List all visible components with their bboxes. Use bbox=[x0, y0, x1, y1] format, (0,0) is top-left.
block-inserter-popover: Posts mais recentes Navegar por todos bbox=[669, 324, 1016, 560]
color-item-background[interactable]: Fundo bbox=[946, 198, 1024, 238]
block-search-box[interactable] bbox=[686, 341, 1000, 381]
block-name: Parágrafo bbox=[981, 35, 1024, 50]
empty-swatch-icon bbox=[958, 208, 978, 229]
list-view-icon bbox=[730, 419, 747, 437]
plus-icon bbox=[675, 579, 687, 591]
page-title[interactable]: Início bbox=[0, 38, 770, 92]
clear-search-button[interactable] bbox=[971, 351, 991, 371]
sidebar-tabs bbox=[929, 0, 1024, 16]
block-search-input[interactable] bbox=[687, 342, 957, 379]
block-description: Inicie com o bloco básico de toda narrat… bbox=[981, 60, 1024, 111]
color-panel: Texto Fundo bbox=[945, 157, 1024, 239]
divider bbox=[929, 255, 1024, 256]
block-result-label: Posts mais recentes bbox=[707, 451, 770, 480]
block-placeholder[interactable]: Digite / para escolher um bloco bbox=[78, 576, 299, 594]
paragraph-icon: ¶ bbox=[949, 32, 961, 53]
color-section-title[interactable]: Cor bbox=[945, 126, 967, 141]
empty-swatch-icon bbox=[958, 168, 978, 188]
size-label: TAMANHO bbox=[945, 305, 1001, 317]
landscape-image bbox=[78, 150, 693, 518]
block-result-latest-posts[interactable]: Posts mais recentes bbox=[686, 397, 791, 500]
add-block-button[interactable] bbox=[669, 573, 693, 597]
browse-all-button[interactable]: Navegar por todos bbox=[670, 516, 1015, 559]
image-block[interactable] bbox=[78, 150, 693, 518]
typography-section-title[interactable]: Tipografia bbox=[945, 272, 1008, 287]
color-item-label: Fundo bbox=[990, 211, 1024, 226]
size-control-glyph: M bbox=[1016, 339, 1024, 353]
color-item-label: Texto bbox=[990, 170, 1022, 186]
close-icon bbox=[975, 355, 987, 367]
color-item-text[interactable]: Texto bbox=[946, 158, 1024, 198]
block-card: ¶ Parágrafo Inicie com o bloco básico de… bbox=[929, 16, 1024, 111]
□ □ □ □ □ □ □
What you have to do ::
Rewrite the records with every occurrence of "empty-swatch-icon" renamed to "blank-swatch-icon", leaving all other text unchanged.

Solution for this problem ::
List all visible components with their bboxes. Use bbox=[x0, y0, x1, y1] format, (0,0) is top-left.
block-inserter-popover: Posts mais recentes Navegar por todos bbox=[669, 324, 1016, 560]
color-item-background[interactable]: Fundo bbox=[946, 198, 1024, 238]
block-search-box[interactable] bbox=[686, 341, 1000, 381]
block-name: Parágrafo bbox=[981, 35, 1024, 50]
blank-swatch-icon bbox=[958, 208, 978, 229]
list-view-icon bbox=[730, 419, 747, 437]
plus-icon bbox=[675, 579, 687, 591]
page-title[interactable]: Início bbox=[0, 38, 770, 92]
clear-search-button[interactable] bbox=[971, 351, 991, 371]
sidebar-tabs bbox=[929, 0, 1024, 16]
block-search-input[interactable] bbox=[687, 342, 957, 379]
block-description: Inicie com o bloco básico de toda narrat… bbox=[981, 60, 1024, 111]
color-panel: Texto Fundo bbox=[945, 157, 1024, 239]
divider bbox=[929, 255, 1024, 256]
block-result-label: Posts mais recentes bbox=[707, 451, 770, 480]
block-placeholder[interactable]: Digite / para escolher um bloco bbox=[78, 576, 299, 594]
paragraph-icon: ¶ bbox=[949, 32, 961, 53]
color-section-title[interactable]: Cor bbox=[945, 126, 967, 141]
blank-swatch-icon bbox=[958, 168, 978, 188]
size-label: TAMANHO bbox=[945, 305, 1001, 317]
landscape-image bbox=[78, 150, 693, 518]
block-result-latest-posts[interactable]: Posts mais recentes bbox=[686, 397, 791, 500]
add-block-button[interactable] bbox=[669, 573, 693, 597]
browse-all-button[interactable]: Navegar por todos bbox=[670, 516, 1015, 559]
image-block[interactable] bbox=[78, 150, 693, 518]
typography-section-title[interactable]: Tipografia bbox=[945, 272, 1008, 287]
color-item-label: Fundo bbox=[990, 211, 1024, 226]
size-control-glyph: M bbox=[1016, 339, 1024, 353]
color-item-label: Texto bbox=[990, 170, 1022, 186]
close-icon bbox=[975, 355, 987, 367]
color-item-text[interactable]: Texto bbox=[946, 158, 1024, 198]
block-card: ¶ Parágrafo Inicie com o bloco básico de… bbox=[929, 16, 1024, 111]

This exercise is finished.